▸ **What is required**: Rewrite all the records below with every occurrence of "legend-swatch" changed to "color-key", leaving everything else untouched.

▸ **Exercise data**:
——

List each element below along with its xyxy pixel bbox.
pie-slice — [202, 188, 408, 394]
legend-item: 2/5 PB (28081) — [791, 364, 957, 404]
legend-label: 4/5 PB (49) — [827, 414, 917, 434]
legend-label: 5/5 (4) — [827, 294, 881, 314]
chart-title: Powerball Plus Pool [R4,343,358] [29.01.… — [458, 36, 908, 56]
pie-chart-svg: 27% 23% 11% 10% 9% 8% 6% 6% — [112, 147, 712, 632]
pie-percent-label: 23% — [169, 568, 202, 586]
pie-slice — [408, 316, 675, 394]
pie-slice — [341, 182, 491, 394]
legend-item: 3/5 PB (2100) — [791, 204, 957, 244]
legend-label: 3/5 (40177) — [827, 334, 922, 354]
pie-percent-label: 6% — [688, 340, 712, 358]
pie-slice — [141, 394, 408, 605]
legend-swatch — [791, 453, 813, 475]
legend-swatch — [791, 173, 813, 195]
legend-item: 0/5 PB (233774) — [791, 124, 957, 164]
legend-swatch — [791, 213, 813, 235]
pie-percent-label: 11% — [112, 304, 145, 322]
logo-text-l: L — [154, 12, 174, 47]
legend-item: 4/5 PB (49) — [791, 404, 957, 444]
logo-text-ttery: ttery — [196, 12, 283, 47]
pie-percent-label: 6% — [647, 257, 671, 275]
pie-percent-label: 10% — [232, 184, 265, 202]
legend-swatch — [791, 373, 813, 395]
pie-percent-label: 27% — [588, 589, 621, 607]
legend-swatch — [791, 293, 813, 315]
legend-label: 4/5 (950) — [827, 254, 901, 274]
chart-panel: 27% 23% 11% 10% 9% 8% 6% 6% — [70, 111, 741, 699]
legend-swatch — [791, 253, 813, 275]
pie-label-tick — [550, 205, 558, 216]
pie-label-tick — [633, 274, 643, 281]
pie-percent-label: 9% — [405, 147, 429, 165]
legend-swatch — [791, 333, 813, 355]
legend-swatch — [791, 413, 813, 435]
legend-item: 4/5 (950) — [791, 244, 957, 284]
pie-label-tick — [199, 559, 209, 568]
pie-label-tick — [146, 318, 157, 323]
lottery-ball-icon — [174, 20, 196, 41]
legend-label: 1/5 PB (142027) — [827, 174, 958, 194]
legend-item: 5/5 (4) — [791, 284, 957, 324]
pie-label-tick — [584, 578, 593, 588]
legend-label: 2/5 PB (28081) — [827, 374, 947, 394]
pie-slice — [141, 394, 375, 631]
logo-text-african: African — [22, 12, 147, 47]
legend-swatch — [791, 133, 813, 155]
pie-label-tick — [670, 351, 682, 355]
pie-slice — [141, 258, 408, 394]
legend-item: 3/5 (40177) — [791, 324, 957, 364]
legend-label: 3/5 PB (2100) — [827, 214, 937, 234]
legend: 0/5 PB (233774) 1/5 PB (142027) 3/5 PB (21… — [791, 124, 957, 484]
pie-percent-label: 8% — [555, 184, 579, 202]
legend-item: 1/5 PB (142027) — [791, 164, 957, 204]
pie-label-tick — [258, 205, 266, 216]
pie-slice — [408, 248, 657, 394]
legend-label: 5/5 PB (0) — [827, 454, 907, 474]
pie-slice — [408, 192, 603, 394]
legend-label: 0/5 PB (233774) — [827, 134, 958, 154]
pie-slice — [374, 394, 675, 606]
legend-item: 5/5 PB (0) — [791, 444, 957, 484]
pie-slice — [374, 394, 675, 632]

——

▸ **The completed task**:
List each element below along with its xyxy pixel bbox.
pie-slice — [202, 188, 408, 394]
legend-item: 2/5 PB (28081) — [791, 364, 957, 404]
legend-label: 4/5 PB (49) — [827, 414, 917, 434]
legend-label: 5/5 (4) — [827, 294, 881, 314]
chart-title: Powerball Plus Pool [R4,343,358] [29.01.… — [458, 36, 908, 56]
pie-chart-svg: 27% 23% 11% 10% 9% 8% 6% 6% — [112, 147, 712, 632]
pie-percent-label: 23% — [169, 568, 202, 586]
pie-slice — [408, 316, 675, 394]
pie-slice — [341, 182, 491, 394]
legend-item: 3/5 PB (2100) — [791, 204, 957, 244]
legend-label: 3/5 (40177) — [827, 334, 922, 354]
pie-percent-label: 6% — [688, 340, 712, 358]
pie-slice — [141, 394, 408, 605]
color-key — [791, 453, 813, 475]
color-key — [791, 173, 813, 195]
legend-item: 0/5 PB (233774) — [791, 124, 957, 164]
color-key — [791, 213, 813, 235]
pie-percent-label: 11% — [112, 304, 145, 322]
logo-text-l: L — [154, 12, 174, 47]
legend-item: 4/5 PB (49) — [791, 404, 957, 444]
logo-text-ttery: ttery — [196, 12, 283, 47]
pie-percent-label: 6% — [647, 257, 671, 275]
pie-percent-label: 10% — [232, 184, 265, 202]
color-key — [791, 373, 813, 395]
pie-percent-label: 27% — [588, 589, 621, 607]
color-key — [791, 293, 813, 315]
legend-label: 4/5 (950) — [827, 254, 901, 274]
chart-panel: 27% 23% 11% 10% 9% 8% 6% 6% — [70, 111, 741, 699]
color-key — [791, 253, 813, 275]
pie-label-tick — [550, 205, 558, 216]
pie-label-tick — [633, 274, 643, 281]
pie-percent-label: 9% — [405, 147, 429, 165]
color-key — [791, 333, 813, 355]
color-key — [791, 413, 813, 435]
legend-item: 4/5 (950) — [791, 244, 957, 284]
pie-label-tick — [199, 559, 209, 568]
pie-label-tick — [146, 318, 157, 323]
lottery-ball-icon — [174, 20, 196, 41]
legend-label: 1/5 PB (142027) — [827, 174, 958, 194]
legend-item: 5/5 (4) — [791, 284, 957, 324]
pie-label-tick — [584, 578, 593, 588]
legend-label: 2/5 PB (28081) — [827, 374, 947, 394]
pie-slice — [141, 394, 375, 631]
logo-text-african: African — [22, 12, 147, 47]
color-key — [791, 133, 813, 155]
pie-label-tick — [670, 351, 682, 355]
pie-slice — [141, 258, 408, 394]
legend-item: 3/5 (40177) — [791, 324, 957, 364]
legend-label: 3/5 PB (2100) — [827, 214, 937, 234]
legend: 0/5 PB (233774) 1/5 PB (142027) 3/5 PB (21… — [791, 124, 957, 484]
pie-percent-label: 8% — [555, 184, 579, 202]
legend-item: 1/5 PB (142027) — [791, 164, 957, 204]
pie-label-tick — [258, 205, 266, 216]
pie-slice — [408, 248, 657, 394]
legend-label: 5/5 PB (0) — [827, 454, 907, 474]
pie-slice — [408, 192, 603, 394]
legend-label: 0/5 PB (233774) — [827, 134, 958, 154]
pie-slice — [374, 394, 675, 606]
legend-item: 5/5 PB (0) — [791, 444, 957, 484]
pie-slice — [374, 394, 675, 632]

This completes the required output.